### WHAT TO PRODUCE
Below are some records; retype all of them exactly.

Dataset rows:
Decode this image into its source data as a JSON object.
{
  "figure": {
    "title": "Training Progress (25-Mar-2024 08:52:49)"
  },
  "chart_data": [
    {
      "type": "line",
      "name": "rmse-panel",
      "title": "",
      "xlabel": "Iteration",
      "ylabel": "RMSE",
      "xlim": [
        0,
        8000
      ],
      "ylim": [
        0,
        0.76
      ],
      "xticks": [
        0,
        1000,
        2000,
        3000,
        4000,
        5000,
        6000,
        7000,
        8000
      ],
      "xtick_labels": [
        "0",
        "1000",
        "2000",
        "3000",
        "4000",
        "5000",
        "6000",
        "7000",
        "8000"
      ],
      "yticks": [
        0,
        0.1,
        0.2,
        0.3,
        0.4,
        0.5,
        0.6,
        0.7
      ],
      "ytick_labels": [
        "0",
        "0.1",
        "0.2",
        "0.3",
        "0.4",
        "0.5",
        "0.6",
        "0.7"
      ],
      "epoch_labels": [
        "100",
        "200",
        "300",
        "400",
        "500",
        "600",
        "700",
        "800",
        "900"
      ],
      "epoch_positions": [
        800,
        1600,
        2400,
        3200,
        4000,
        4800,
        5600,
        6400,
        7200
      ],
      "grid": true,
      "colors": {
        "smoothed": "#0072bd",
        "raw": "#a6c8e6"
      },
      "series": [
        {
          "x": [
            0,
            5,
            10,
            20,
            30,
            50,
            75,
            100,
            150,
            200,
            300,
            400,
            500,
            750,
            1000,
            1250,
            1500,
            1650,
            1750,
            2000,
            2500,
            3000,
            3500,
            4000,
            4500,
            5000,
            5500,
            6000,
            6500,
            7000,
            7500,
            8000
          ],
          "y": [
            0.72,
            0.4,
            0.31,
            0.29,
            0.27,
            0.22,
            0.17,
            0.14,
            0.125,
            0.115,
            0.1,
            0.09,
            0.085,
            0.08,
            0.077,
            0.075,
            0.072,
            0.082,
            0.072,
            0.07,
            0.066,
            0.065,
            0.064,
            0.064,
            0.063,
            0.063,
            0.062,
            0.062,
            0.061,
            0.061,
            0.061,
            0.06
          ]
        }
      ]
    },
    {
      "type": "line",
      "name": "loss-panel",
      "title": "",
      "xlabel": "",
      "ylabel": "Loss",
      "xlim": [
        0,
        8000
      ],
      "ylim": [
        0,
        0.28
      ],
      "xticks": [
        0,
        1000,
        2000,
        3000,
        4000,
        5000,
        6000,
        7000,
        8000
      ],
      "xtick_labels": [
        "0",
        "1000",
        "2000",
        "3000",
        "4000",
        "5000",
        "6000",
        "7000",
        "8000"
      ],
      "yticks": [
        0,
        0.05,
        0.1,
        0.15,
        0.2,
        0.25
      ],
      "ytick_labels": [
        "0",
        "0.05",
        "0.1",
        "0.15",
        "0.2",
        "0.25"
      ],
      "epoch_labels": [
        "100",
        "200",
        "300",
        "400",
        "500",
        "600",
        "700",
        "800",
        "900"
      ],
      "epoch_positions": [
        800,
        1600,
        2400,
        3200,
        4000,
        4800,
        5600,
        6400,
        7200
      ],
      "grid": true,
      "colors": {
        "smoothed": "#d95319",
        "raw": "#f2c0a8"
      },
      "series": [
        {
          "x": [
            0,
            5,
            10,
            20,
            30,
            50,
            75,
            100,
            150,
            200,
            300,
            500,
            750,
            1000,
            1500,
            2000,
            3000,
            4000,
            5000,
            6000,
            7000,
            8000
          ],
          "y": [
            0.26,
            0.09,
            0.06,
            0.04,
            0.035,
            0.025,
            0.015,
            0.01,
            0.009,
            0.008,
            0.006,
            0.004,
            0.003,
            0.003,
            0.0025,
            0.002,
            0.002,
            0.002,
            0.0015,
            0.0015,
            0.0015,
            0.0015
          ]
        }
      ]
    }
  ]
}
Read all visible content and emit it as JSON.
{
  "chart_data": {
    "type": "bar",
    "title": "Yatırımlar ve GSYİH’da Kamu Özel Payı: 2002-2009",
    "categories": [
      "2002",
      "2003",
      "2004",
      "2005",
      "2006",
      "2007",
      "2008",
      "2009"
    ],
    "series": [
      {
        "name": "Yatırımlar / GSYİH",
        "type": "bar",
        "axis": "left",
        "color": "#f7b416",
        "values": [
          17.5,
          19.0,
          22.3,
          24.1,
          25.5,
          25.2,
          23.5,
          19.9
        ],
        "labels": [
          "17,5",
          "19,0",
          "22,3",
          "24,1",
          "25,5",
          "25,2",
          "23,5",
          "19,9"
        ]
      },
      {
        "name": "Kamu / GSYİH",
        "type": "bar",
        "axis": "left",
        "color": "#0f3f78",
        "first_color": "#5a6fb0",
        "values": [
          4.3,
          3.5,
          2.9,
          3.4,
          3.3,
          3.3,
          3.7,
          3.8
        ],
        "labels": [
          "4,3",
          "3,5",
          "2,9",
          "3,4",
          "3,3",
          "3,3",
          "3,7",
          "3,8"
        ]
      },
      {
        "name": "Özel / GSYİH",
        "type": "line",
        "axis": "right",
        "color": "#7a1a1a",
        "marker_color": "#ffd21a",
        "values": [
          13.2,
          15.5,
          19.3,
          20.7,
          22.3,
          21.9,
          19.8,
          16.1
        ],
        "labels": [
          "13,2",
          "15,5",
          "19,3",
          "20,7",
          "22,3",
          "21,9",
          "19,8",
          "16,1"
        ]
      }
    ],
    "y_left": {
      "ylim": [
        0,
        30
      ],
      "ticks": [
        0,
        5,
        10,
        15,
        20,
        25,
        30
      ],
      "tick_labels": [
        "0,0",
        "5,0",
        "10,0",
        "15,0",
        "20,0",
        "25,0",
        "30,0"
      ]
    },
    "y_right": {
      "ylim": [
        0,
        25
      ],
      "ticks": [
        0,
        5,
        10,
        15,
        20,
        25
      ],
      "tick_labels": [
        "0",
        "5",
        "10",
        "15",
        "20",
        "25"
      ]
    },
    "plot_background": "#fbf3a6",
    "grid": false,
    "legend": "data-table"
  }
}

### REPLY
Decode this image into its source data as a JSON object.
{
  "figure": {
    "title": "Training Progress (25-Mar-2024 08:52:49)"
  },
  "chart_data": [
    {
      "type": "line",
      "name": "rmse-panel",
      "title": "",
      "xlabel": "Iteration",
      "ylabel": "RMSE",
      "xlim": [
        0,
        8000
      ],
      "ylim": [
        0,
        0.76
      ],
      "xticks": [
        0,
        1000,
        2000,
        3000,
        4000,
        5000,
        6000,
        7000,
        8000
      ],
      "xtick_labels": [
        "0",
        "1000",
        "2000",
        "3000",
        "4000",
        "5000",
        "6000",
        "7000",
        "8000"
      ],
      "yticks": [
        0,
        0.1,
        0.2,
        0.3,
        0.4,
        0.5,
        0.6,
        0.7
      ],
      "ytick_labels": [
        "0",
        "0.1",
        "0.2",
        "0.3",
        "0.4",
        "0.5",
        "0.6",
        "0.7"
      ],
      "epoch_labels": [
        "100",
        "200",
        "300",
        "400",
        "500",
        "600",
        "700",
        "800",
        "900"
      ],
      "epoch_positions": [
        800,
        1600,
        2400,
        3200,
        4000,
        4800,
        5600,
        6400,
        7200
      ],
      "grid": true,
      "colors": {
        "smoothed": "#0072bd",
        "raw": "#a6c8e6"
      },
      "series": [
        {
          "x": [
            0,
            5,
            10,
            20,
            30,
            50,
            75,
            100,
            150,
            200,
            300,
            400,
            500,
            750,
            1000,
            1250,
            1500,
            1650,
            1750,
            2000,
            2500,
            3000,
            3500,
            4000,
            4500,
            5000,
            5500,
            6000,
            6500,
            7000,
            7500,
            8000
          ],
          "y": [
            0.72,
            0.4,
            0.31,
            0.29,
            0.27,
            0.22,
            0.17,
            0.14,
            0.125,
            0.115,
            0.1,
            0.09,
            0.085,
            0.08,
            0.077,
            0.075,
            0.072,
            0.082,
            0.072,
            0.07,
            0.066,
            0.065,
            0.064,
            0.064,
            0.063,
            0.063,
            0.062,
            0.062,
            0.061,
            0.061,
            0.061,
            0.06
          ]
        }
      ]
    },
    {
      "type": "line",
      "name": "loss-panel",
      "title": "",
      "xlabel": "",
      "ylabel": "Loss",
      "xlim": [
        0,
        8000
      ],
      "ylim": [
        0,
        0.28
      ],
      "xticks": [
        0,
        1000,
        2000,
        3000,
        4000,
        5000,
        6000,
        7000,
        8000
      ],
      "xtick_labels": [
        "0",
        "1000",
        "2000",
        "3000",
        "4000",
        "5000",
        "6000",
        "7000",
        "8000"
      ],
      "yticks": [
        0,
        0.05,
        0.1,
        0.15,
        0.2,
        0.25
      ],
      "ytick_labels": [
        "0",
        "0.05",
        "0.1",
        "0.15",
        "0.2",
        "0.25"
      ],
      "epoch_labels": [
        "100",
        "200",
        "300",
        "400",
        "500",
        "600",
        "700",
        "800",
        "900"
      ],
      "epoch_positions": [
        800,
        1600,
        2400,
        3200,
        4000,
        4800,
        5600,
        6400,
        7200
      ],
      "grid": true,
      "colors": {
        "smoothed": "#d95319",
        "raw": "#f2c0a8"
      },
      "series": [
        {
          "x": [
            0,
            5,
            10,
            20,
            30,
            50,
            75,
            100,
            150,
            200,
            300,
            500,
            750,
            1000,
            1500,
            2000,
            3000,
            4000,
            5000,
            6000,
            7000,
            8000
          ],
          "y": [
            0.26,
            0.09,
            0.06,
            0.04,
            0.035,
            0.025,
            0.015,
            0.01,
            0.009,
            0.008,
            0.006,
            0.004,
            0.003,
            0.003,
            0.0025,
            0.002,
            0.002,
            0.002,
            0.0015,
            0.0015,
            0.0015,
            0.0015
          ]
        }
      ]
    }
  ]
}
Read all visible content and emit it as JSON.
{
  "chart_data": {
    "type": "bar",
    "title": "Yatırımlar ve GSYİH’da Kamu Özel Payı: 2002-2009",
    "categories": [
      "2002",
      "2003",
      "2004",
      "2005",
      "2006",
      "2007",
      "2008",
      "2009"
    ],
    "series": [
      {
        "name": "Yatırımlar / GSYİH",
        "type": "bar",
        "axis": "left",
        "color": "#f7b416",
        "values": [
          17.5,
          19.0,
          22.3,
          24.1,
          25.5,
          25.2,
          23.5,
          19.9
        ],
        "labels": [
          "17,5",
          "19,0",
          "22,3",
          "24,1",
          "25,5",
          "25,2",
          "23,5",
          "19,9"
        ]
      },
      {
        "name": "Kamu / GSYİH",
        "type": "bar",
        "axis": "left",
        "color": "#0f3f78",
        "first_color": "#5a6fb0",
        "values": [
          4.3,
          3.5,
          2.9,
          3.4,
          3.3,
          3.3,
          3.7,
          3.8
        ],
        "labels": [
          "4,3",
          "3,5",
          "2,9",
          "3,4",
          "3,3",
          "3,3",
          "3,7",
          "3,8"
        ]
      },
      {
        "name": "Özel / GSYİH",
        "type": "line",
        "axis": "right",
        "color": "#7a1a1a",
        "marker_color": "#ffd21a",
        "values": [
          13.2,
          15.5,
          19.3,
          20.7,
          22.3,
          21.9,
          19.8,
          16.1
        ],
        "labels": [
          "13,2",
          "15,5",
          "19,3",
          "20,7",
          "22,3",
          "21,9",
          "19,8",
          "16,1"
        ]
      }
    ],
    "y_left": {
      "ylim": [
        0,
        30
      ],
      "ticks": [
        0,
        5,
        10,
        15,
        20,
        25,
        30
      ],
      "tick_labels": [
        "0,0",
        "5,0",
        "10,0",
        "15,0",
        "20,0",
        "25,0",
        "30,0"
      ]
    },
    "y_right": {
      "ylim": [
        0,
        25
      ],
      "ticks": [
        0,
        5,
        10,
        15,
        20,
        25
      ],
      "tick_labels": [
        "0",
        "5",
        "10",
        "15",
        "20",
        "25"
      ]
    },
    "plot_background": "#fbf3a6",
    "grid": false,
    "legend": "data-table"
  }
}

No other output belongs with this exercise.